→ INFORMATION SHOWN:
◆ ◆ ◆

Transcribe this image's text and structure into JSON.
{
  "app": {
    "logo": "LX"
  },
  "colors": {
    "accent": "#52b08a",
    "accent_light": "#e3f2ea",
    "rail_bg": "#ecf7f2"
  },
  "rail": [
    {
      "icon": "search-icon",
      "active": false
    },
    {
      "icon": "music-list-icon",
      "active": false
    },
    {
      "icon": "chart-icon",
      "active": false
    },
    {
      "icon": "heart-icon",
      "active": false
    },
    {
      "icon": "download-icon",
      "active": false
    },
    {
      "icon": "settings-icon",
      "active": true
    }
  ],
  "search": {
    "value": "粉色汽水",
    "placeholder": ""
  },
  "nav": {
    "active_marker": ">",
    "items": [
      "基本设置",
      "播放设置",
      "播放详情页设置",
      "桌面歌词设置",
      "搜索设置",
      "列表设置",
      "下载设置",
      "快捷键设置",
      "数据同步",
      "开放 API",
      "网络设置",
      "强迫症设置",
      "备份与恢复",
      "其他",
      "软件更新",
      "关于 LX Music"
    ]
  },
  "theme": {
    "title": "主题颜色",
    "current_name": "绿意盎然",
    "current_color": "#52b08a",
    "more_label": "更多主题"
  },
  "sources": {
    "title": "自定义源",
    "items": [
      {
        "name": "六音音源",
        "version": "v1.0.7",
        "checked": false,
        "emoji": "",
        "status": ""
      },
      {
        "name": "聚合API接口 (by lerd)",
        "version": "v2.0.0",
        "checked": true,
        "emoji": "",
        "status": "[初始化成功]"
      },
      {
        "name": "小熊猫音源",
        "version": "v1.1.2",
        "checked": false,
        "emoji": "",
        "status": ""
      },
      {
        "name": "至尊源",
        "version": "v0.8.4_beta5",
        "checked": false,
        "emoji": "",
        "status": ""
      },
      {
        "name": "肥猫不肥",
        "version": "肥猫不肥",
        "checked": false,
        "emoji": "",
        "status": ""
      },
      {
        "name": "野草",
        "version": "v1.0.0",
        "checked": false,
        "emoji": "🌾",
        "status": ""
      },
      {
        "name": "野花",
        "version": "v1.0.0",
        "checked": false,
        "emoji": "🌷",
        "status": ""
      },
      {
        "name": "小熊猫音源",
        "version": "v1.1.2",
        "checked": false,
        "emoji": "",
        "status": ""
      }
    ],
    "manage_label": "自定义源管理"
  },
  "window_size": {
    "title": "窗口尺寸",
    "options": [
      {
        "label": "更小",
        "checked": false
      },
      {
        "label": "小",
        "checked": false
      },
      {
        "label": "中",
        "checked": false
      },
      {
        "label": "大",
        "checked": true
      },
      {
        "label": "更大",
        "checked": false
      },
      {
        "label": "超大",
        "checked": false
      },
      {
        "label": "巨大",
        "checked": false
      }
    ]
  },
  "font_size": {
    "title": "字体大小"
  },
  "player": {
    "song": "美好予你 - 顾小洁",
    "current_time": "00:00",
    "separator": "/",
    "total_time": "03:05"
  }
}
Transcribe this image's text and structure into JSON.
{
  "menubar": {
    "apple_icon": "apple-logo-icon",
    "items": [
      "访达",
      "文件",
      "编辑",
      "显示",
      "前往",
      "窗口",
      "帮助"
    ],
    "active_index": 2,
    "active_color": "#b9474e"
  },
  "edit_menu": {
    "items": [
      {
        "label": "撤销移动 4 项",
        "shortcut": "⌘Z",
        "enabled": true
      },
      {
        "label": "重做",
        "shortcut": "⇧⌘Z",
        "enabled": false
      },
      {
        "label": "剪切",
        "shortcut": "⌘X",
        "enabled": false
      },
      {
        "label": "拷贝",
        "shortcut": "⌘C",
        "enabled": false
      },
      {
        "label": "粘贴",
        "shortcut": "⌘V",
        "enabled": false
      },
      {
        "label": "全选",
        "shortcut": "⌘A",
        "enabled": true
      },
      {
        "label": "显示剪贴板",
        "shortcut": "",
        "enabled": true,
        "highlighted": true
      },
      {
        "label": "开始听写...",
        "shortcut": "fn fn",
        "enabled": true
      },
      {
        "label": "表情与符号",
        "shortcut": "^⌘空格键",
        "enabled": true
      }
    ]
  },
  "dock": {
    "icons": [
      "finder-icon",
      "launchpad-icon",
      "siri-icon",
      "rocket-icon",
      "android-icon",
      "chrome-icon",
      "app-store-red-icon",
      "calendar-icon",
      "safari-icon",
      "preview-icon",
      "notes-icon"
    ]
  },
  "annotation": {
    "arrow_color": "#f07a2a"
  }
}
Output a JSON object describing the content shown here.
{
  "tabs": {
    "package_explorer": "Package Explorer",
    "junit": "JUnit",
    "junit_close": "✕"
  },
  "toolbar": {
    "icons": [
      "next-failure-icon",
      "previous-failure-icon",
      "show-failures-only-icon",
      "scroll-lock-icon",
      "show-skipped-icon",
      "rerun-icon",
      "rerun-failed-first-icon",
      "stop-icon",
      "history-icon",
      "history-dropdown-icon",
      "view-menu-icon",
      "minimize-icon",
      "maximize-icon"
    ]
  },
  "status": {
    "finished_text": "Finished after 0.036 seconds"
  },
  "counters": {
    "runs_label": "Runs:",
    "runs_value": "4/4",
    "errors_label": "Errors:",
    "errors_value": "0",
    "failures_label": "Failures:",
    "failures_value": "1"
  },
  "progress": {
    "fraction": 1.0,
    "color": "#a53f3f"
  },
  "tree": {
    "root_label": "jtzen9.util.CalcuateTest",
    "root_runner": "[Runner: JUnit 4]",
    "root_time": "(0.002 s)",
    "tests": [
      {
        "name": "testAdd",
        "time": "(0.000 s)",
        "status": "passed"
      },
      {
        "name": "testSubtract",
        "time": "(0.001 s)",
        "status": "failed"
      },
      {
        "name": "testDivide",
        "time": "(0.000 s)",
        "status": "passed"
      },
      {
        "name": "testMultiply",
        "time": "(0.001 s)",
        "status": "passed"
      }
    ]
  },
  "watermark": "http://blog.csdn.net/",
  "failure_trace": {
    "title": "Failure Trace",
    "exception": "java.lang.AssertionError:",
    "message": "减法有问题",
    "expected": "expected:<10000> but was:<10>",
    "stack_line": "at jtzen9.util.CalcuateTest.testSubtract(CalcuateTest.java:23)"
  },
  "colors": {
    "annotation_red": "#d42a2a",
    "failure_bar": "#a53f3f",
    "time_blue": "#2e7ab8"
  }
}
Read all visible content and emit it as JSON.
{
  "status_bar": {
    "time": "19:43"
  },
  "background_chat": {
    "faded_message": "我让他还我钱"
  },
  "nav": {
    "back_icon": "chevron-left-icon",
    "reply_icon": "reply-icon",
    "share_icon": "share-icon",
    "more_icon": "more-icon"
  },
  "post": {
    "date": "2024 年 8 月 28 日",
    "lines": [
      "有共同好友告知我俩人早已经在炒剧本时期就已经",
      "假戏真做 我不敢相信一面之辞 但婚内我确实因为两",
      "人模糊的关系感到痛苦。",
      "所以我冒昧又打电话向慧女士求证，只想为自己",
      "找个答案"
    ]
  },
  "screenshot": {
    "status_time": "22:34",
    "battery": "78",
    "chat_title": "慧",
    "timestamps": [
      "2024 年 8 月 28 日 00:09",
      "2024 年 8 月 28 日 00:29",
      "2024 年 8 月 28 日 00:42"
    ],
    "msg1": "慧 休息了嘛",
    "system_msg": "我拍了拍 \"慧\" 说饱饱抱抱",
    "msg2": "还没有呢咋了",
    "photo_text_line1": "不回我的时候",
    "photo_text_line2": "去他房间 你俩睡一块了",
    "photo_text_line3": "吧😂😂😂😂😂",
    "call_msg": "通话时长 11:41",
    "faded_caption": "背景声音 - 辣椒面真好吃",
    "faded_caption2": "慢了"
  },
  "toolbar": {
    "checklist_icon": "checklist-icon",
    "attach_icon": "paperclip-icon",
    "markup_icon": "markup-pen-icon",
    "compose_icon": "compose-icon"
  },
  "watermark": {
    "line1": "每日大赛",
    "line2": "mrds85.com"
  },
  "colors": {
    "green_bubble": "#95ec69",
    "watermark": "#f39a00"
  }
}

◆ ◆ ◆

→ REQUEST: Repeat exactly, and only, the lines of the records above, starting with the line that contains "Read all visible content and emit it as JSON." and ending with the final line, both included.

→ FULL SOLUTION:
Read all visible content and emit it as JSON.
{
  "status_bar": {
    "time": "19:43"
  },
  "background_chat": {
    "faded_message": "我让他还我钱"
  },
  "nav": {
    "back_icon": "chevron-left-icon",
    "reply_icon": "reply-icon",
    "share_icon": "share-icon",
    "more_icon": "more-icon"
  },
  "post": {
    "date": "2024 年 8 月 28 日",
    "lines": [
      "有共同好友告知我俩人早已经在炒剧本时期就已经",
      "假戏真做 我不敢相信一面之辞 但婚内我确实因为两",
      "人模糊的关系感到痛苦。",
      "所以我冒昧又打电话向慧女士求证，只想为自己",
      "找个答案"
    ]
  },
  "screenshot": {
    "status_time": "22:34",
    "battery": "78",
    "chat_title": "慧",
    "timestamps": [
      "2024 年 8 月 28 日 00:09",
      "2024 年 8 月 28 日 00:29",
      "2024 年 8 月 28 日 00:42"
    ],
    "msg1": "慧 休息了嘛",
    "system_msg": "我拍了拍 \"慧\" 说饱饱抱抱",
    "msg2": "还没有呢咋了",
    "photo_text_line1": "不回我的时候",
    "photo_text_line2": "去他房间 你俩睡一块了",
    "photo_text_line3": "吧😂😂😂😂😂",
    "call_msg": "通话时长 11:41",
    "faded_caption": "背景声音 - 辣椒面真好吃",
    "faded_caption2": "慢了"
  },
  "toolbar": {
    "checklist_icon": "checklist-icon",
    "attach_icon": "paperclip-icon",
    "markup_icon": "markup-pen-icon",
    "compose_icon": "compose-icon"
  },
  "watermark": {
    "line1": "每日大赛",
    "line2": "mrds85.com"
  },
  "colors": {
    "green_bubble": "#95ec69",
    "watermark": "#f39a00"
  }
}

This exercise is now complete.